(Dataset entries)

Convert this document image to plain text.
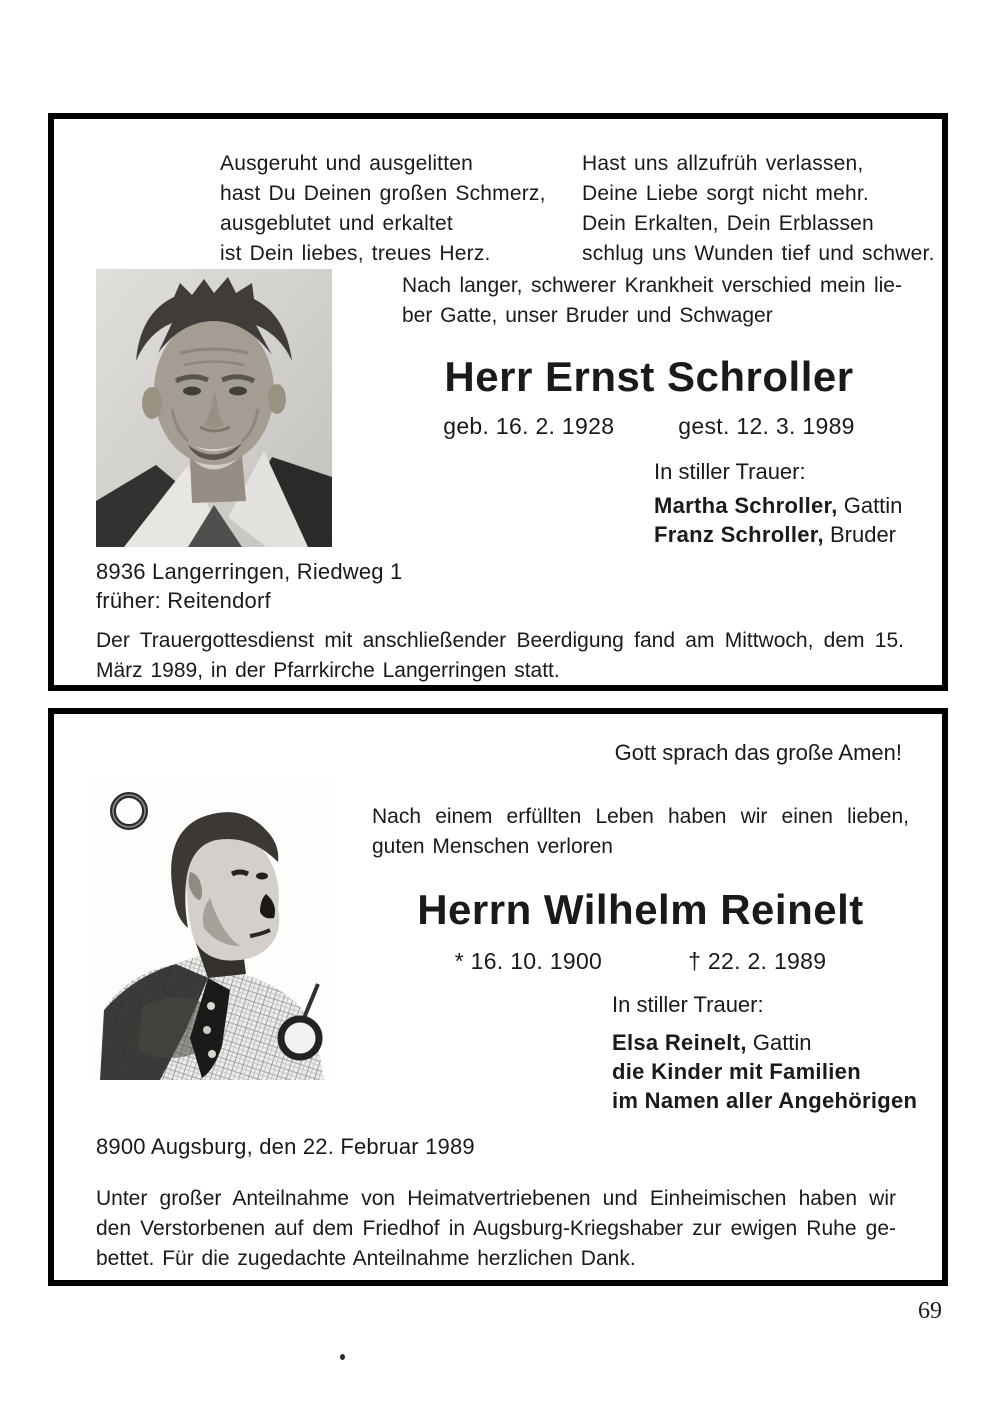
Ausgeruht und ausgelitten
hast Du Deinen großen Schmerz,
ausgeblutet und erkaltet
ist Dein liebes, treues Herz.
Hast uns allzufrüh verlassen,
Deine Liebe sorgt nicht mehr.
Dein Erkalten, Dein Erblassen
schlug uns Wunden tief und schwer.
Nach langer, schwerer Krankheit verschied mein lieber Gatte, unser Bruder und Schwager
Herr Ernst Schroller
geb. 16. 2. 1928	gest. 12. 3. 1989
In stiller Trauer:
Martha Schroller, Gattin
Franz Schroller, Bruder
8936 Langerringen, Riedweg 1
früher: Reitendorf
Der Trauergottesdienst mit anschließender Beerdigung fand am Mittwoch, dem 15. März 1989, in der Pfarrkirche Langerringen statt.
Gott sprach das große Amen!
Nach einem erfüllten Leben haben wir einen lieben, guten Menschen verloren
Herrn Wilhelm Reinelt
* 16. 10. 1900	† 22. 2. 1989
In stiller Trauer:
Elsa Reinelt, Gattin
die Kinder mit Familien
im Namen aller Angehörigen
8900 Augsburg, den 22. Februar 1989
Unter großer Anteilnahme von Heimatvertriebenen und Einheimischen haben wir den Verstorbenen auf dem Friedhof in Augsburg-Kriegshaber zur ewigen Ruhe gebettet. Für die zugedachte Anteilnahme herzlichen Dank.
69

TASK GOAL
Transcribe the full listing character for character. Pictures are excluded.

THE REPLY
Convert this document image to plain text.
Ausgeruht und ausgelitten
hast Du Deinen großen Schmerz,
ausgeblutet und erkaltet
ist Dein liebes, treues Herz.
Hast uns allzufrüh verlassen,
Deine Liebe sorgt nicht mehr.
Dein Erkalten, Dein Erblassen
schlug uns Wunden tief und schwer.
Nach langer, schwerer Krankheit verschied mein lieber Gatte, unser Bruder und Schwager
Herr Ernst Schroller
geb. 16. 2. 1928	gest. 12. 3. 1989
In stiller Trauer:
Martha Schroller, Gattin
Franz Schroller, Bruder
8936 Langerringen, Riedweg 1
früher: Reitendorf
Der Trauergottesdienst mit anschließender Beerdigung fand am Mittwoch, dem 15. März 1989, in der Pfarrkirche Langerringen statt.
Gott sprach das große Amen!
Nach einem erfüllten Leben haben wir einen lieben, guten Menschen verloren
Herrn Wilhelm Reinelt
* 16. 10. 1900	† 22. 2. 1989
In stiller Trauer:
Elsa Reinelt, Gattin
die Kinder mit Familien
im Namen aller Angehörigen
8900 Augsburg, den 22. Februar 1989
Unter großer Anteilnahme von Heimatvertriebenen und Einheimischen haben wir den Verstorbenen auf dem Friedhof in Augsburg-Kriegshaber zur ewigen Ruhe gebettet. Für die zugedachte Anteilnahme herzlichen Dank.
69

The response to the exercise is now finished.